WHAT YOU ARE ASKED TO DO:
Go through the records and copy each line where the word "time" occurs.

_ _ _ _ _

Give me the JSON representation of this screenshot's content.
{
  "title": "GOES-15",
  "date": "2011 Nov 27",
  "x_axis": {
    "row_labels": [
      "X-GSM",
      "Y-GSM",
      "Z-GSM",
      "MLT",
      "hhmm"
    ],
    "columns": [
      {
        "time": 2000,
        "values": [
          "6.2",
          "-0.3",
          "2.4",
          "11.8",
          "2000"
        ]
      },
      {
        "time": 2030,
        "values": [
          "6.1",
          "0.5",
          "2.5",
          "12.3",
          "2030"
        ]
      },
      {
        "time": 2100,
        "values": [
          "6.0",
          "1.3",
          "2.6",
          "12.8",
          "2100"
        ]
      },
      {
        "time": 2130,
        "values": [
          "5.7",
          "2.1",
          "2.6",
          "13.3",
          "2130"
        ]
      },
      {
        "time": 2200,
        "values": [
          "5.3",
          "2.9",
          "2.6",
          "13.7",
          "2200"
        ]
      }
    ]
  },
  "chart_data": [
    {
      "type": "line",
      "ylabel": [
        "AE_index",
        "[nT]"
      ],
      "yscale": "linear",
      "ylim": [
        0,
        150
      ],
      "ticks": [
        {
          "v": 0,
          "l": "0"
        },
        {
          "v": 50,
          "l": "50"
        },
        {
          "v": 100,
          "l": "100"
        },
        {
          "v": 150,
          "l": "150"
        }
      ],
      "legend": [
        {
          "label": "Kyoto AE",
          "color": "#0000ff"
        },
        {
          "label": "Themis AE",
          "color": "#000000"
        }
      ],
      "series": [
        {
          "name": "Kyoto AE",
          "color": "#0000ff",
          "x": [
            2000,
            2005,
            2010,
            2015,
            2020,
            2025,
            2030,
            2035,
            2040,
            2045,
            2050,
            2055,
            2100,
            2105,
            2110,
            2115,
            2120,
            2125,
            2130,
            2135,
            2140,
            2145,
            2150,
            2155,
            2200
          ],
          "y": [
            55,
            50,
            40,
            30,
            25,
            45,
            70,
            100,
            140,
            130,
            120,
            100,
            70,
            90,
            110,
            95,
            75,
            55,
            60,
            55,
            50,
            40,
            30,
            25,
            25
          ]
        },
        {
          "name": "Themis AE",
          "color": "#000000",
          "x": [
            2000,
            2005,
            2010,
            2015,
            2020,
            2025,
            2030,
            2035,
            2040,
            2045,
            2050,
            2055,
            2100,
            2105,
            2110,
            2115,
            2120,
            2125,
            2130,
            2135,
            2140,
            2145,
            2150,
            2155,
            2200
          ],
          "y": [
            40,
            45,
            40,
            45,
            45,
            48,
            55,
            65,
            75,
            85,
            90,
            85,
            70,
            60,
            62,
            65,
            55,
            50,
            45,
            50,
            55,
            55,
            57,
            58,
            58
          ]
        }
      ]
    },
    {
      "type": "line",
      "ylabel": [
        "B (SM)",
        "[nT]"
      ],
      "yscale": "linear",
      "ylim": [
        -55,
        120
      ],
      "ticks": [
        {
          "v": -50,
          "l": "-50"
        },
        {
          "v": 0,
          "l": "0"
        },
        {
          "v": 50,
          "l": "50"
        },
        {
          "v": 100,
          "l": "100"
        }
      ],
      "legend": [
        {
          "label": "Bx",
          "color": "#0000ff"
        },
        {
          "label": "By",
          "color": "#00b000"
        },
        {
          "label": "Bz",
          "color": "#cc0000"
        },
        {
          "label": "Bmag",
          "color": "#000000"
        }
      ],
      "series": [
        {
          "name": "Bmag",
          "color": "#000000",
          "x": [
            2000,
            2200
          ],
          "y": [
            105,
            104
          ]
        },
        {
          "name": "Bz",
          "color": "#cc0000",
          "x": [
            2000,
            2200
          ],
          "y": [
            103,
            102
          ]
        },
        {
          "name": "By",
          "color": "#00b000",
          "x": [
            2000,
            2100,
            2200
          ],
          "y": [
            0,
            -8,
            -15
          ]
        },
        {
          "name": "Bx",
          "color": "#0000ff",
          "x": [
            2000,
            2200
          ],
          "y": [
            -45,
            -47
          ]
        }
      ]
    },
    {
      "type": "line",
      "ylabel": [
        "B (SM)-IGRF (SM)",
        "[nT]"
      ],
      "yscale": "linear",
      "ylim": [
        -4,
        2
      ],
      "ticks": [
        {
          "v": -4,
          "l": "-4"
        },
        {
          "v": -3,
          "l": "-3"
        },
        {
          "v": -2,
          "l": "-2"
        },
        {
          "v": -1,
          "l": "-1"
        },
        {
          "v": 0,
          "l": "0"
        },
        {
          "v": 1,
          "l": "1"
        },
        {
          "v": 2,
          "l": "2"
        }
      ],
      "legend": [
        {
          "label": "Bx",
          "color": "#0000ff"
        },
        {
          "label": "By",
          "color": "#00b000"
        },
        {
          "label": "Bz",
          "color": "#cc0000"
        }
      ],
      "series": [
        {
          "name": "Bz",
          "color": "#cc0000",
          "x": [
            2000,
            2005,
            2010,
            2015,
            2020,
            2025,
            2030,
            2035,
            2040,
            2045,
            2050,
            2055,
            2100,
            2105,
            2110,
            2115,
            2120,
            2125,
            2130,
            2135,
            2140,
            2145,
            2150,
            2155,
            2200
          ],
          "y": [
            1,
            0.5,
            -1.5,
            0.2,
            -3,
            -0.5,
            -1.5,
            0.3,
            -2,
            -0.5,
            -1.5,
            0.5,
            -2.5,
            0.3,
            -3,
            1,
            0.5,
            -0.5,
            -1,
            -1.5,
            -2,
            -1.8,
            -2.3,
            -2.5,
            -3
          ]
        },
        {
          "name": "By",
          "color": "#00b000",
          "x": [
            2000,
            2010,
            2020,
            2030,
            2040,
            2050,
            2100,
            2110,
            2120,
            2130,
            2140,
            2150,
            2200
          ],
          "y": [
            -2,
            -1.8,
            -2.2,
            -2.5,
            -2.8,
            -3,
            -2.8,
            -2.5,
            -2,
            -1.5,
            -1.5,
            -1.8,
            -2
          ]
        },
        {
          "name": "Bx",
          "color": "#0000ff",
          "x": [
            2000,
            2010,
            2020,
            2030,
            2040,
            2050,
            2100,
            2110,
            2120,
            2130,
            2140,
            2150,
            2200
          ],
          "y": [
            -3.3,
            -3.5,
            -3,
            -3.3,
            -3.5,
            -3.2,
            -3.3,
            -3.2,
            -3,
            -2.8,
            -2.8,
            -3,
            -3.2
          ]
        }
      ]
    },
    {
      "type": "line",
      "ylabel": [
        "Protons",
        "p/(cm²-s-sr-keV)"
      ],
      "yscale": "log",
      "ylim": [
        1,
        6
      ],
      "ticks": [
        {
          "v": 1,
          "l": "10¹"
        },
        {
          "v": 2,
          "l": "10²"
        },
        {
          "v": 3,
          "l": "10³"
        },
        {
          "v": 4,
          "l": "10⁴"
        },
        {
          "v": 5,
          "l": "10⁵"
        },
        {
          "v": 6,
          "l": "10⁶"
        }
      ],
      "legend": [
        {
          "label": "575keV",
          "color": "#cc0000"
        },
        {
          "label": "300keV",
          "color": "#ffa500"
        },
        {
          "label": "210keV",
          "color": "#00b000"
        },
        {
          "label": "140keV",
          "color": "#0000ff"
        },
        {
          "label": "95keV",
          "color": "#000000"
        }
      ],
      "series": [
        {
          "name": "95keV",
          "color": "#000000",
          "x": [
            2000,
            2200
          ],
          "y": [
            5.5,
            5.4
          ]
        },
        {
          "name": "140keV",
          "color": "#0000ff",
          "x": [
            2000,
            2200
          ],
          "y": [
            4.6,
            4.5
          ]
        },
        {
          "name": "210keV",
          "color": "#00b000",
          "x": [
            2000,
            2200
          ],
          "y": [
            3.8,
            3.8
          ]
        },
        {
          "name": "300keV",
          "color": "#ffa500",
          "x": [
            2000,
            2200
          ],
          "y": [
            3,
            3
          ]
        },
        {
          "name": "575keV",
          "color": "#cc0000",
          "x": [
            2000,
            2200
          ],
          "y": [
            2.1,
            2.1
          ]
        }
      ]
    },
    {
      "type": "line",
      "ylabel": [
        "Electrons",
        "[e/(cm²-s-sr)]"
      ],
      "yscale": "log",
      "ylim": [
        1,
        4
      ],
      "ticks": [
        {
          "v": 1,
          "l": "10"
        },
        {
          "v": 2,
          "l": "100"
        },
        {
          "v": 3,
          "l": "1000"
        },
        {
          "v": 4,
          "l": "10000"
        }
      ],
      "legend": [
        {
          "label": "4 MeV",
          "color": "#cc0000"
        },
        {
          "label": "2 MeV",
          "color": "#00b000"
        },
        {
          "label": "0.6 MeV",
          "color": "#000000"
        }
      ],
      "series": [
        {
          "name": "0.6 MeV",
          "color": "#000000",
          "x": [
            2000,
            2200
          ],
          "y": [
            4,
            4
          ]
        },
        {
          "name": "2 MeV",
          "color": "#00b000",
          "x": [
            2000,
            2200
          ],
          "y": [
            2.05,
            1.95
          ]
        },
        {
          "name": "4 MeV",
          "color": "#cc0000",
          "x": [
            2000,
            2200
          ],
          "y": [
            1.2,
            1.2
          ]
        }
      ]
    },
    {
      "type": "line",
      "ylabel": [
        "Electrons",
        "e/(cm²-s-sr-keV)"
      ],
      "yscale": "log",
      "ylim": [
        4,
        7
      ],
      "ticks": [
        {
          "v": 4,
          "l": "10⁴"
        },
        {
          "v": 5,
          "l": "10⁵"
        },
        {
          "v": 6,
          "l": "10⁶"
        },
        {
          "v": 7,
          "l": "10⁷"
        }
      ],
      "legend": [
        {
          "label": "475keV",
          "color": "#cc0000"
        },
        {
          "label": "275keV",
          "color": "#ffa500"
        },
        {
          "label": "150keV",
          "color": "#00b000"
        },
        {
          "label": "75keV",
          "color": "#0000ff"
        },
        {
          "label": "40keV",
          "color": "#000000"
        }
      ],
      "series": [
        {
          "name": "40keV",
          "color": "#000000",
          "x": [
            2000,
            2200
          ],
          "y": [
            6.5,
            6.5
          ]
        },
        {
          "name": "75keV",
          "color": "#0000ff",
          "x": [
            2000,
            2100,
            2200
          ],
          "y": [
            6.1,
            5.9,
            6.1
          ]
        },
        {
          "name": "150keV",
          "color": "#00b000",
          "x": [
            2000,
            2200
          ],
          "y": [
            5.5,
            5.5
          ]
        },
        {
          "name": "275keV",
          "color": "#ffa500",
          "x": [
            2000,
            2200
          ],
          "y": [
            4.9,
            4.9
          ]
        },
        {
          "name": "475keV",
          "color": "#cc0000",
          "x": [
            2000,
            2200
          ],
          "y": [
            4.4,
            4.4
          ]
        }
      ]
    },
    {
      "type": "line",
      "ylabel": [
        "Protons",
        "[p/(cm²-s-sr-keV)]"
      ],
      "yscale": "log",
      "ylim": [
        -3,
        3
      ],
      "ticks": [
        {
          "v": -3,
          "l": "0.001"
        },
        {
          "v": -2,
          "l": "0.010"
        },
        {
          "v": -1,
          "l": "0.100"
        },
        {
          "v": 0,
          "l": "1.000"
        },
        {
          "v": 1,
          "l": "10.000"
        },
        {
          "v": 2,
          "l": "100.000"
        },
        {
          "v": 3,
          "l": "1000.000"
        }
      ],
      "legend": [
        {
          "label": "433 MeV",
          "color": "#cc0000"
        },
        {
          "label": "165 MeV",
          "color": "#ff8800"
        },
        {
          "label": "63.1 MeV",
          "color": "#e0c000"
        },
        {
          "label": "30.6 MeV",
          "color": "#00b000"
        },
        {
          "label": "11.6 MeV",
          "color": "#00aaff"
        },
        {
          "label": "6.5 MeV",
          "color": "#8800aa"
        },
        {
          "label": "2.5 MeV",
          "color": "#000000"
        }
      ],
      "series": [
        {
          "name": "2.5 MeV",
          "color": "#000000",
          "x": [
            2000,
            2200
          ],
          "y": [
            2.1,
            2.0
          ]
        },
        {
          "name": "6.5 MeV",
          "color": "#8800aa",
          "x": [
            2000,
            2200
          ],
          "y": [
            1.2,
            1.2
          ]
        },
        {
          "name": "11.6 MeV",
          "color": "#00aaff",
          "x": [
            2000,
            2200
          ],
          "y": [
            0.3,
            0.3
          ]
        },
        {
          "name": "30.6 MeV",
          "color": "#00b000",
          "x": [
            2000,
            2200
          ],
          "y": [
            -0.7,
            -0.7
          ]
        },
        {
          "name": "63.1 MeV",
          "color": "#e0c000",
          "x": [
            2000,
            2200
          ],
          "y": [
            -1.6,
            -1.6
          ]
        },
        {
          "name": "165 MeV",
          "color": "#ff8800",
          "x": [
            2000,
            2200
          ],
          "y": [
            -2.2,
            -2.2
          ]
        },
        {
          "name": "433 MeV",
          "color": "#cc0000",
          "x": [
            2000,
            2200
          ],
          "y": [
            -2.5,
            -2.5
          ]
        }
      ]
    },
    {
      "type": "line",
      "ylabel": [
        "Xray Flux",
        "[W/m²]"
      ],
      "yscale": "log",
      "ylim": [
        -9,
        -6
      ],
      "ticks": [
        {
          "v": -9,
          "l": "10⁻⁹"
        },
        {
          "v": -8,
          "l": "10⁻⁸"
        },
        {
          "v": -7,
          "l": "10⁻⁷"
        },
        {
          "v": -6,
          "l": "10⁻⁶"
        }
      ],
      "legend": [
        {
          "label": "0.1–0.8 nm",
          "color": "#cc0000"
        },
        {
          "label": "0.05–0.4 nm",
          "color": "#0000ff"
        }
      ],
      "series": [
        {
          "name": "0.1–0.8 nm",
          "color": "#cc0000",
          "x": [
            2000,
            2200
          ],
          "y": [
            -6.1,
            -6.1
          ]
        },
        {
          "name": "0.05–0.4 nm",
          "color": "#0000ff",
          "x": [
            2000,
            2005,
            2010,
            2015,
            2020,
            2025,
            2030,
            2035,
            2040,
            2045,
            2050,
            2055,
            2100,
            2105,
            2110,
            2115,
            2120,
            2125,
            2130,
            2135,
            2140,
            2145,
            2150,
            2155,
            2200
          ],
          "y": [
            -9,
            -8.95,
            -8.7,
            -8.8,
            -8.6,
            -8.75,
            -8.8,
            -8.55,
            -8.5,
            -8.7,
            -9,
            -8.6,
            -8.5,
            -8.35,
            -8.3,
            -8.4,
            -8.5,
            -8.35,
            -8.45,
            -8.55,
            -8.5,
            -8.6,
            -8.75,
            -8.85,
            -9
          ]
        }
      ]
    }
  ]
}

_ _ _ _ _

WRITTEN ANSWER:
        "time": 2000,
        "time": 2030,
        "time": 2100,
        "time": 2130,
        "time": 2200,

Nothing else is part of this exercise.